*** Excerpt provided ***

- Takeshi Yamamoto by Akira Amano
- First appearance: Manga chapter 5 Anime episode 1
- Voiced by: Suguru Inoue (Japanese)
- Affiliation: Vongola Family

= Takeshi Yamamoto =

Fictional character in the Reborn! manga and anime series

Takeshi Yamamoto (山本 武, Yamamoto Takeshi) is a fictional character in the Reborn! manga and anime series created by Akira Amano. Portrayed as one of the protagonist's first friends, Takeshi Yamamoto is introduced as a 14-year-old starting pitcher for his school's baseball team. Apart from the manga and anime, Yamamoto has also appeared in other media from the Reborn! franchise including video games.

Yamamoto's character has been well received by readers since his introduction, ranking as one of the most popular characters in every official Shonen Jump poll of the series. Publications for manga, anime and other media have commented on his character. Merchandise based on his appearance has also been released including key chains and action figures.

==Character outline==
===Personality===
Rarely seen angry, Yamamoto has a warm and friendly personality and is a peacemaker between his comrades. He is popular among his classmates, especially girls. In the manga he is portrayed as loving to play baseball, to the point of attempting suicide when he is unable to play. Because of baseball, Yamamoto focuses on protecting his energy and his body in baseball and battle. However, as the series progresses, he decides not to focus on protecting his body so he can protect his friends and family using all of his strength. He does not like to lose and is ridden with guilt and regret upon defeat.

*** Given data ***

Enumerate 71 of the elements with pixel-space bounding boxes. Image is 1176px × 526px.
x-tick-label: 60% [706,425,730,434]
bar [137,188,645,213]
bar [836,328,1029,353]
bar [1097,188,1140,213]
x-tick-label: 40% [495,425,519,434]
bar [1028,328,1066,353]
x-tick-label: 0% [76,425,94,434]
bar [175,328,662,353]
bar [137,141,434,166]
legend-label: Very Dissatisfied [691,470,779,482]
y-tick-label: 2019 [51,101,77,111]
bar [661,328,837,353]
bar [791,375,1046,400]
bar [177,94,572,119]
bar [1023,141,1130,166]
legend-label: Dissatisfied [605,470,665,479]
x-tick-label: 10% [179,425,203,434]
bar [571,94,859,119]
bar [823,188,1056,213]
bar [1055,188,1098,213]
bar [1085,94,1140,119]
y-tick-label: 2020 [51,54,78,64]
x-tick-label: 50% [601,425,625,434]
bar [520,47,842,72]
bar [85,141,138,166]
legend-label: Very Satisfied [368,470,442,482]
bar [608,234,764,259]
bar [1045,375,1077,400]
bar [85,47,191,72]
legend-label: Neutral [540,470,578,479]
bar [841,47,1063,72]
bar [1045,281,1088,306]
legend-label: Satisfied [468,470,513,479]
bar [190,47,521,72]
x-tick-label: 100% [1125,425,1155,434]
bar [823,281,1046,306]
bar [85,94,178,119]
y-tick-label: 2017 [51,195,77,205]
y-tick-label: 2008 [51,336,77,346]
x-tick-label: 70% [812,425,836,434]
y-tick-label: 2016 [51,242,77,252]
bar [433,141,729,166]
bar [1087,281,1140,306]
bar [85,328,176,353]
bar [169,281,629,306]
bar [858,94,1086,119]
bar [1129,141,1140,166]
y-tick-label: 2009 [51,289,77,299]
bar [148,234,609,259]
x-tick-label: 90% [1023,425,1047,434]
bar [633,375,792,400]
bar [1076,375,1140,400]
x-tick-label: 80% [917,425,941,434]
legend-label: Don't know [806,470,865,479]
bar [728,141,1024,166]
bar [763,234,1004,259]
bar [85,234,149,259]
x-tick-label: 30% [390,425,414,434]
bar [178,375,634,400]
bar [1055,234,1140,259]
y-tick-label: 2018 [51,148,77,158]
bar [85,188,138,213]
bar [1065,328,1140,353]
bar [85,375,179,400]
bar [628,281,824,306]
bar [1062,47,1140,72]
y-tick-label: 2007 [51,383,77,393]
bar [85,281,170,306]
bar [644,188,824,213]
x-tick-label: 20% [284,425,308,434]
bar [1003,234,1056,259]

***
*** Given data ***

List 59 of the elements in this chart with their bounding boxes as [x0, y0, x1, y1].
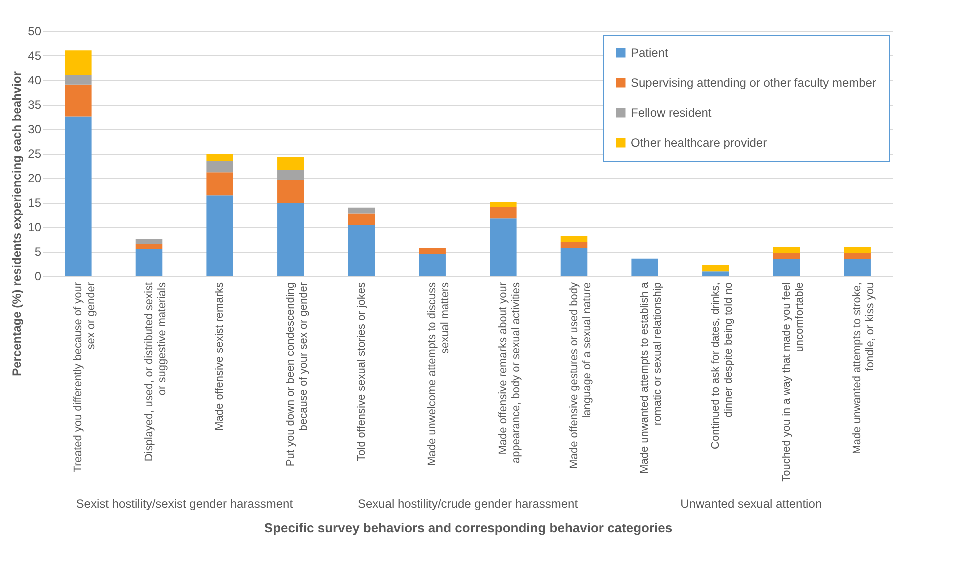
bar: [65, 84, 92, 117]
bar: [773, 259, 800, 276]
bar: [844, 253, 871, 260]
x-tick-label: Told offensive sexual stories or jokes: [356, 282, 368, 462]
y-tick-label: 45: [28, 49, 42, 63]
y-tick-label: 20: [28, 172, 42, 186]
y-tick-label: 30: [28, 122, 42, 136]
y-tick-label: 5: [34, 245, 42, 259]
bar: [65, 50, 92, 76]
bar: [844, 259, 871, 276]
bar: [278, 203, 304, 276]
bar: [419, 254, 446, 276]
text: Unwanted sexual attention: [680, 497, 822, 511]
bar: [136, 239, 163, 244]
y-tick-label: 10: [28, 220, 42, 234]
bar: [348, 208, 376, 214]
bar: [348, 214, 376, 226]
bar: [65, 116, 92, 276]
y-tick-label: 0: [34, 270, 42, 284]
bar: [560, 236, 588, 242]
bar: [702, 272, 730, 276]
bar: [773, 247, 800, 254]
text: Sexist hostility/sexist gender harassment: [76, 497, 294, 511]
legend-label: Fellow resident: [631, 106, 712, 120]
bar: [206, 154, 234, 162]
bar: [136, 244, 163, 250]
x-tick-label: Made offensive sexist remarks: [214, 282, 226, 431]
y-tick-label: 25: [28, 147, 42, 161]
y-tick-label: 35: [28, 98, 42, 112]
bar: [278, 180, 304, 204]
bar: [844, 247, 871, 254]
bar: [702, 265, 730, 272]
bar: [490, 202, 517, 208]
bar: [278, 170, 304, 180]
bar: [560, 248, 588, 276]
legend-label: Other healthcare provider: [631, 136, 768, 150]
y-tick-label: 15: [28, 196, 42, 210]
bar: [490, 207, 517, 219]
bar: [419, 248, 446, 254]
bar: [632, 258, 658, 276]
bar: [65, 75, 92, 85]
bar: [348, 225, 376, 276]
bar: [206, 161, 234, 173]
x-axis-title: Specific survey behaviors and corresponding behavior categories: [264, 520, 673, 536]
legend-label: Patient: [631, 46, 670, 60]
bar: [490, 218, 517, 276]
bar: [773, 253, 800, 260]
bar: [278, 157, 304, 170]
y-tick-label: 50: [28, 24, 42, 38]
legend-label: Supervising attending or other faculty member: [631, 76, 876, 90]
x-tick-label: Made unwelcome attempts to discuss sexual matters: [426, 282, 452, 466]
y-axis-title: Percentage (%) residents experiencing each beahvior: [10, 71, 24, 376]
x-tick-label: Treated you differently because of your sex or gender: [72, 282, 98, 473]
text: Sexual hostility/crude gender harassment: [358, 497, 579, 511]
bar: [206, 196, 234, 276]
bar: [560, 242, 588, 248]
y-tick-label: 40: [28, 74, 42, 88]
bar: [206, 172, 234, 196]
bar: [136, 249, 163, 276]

***

# Short problem
Go on with the article on Takeshi Yamamoto from the point where it stops. The records were taken from a separate source.

# Output for this task
Yamamoto remains calm during life-or-death struggles. In addition, he is a fast learner and understands a situation better than anyone. This leads Reborn to claim he is a "born hitman". However, Yamamoto is oblivious to the fact that he and his friends are mafioso, believing that they are playing a mafia game and that Reborn's weapons are just toys made with advanced technology. He is also optimistic to the point of naïvetè; although many of the opponents he meets during the series attempt to kill him, Yamamoto searches for a way to defeat them without mortal injury, such as using the back of his blade or not dealing a killing blow, and attempts to save his opponents as they are about to die. Even after accepting his role as Tsuna's Rain Guardian and the Vongola's swordsman, he continues to balance his life between baseball and swordsmanship, only devoting himself to swordsmanship when he needs to protect his friends.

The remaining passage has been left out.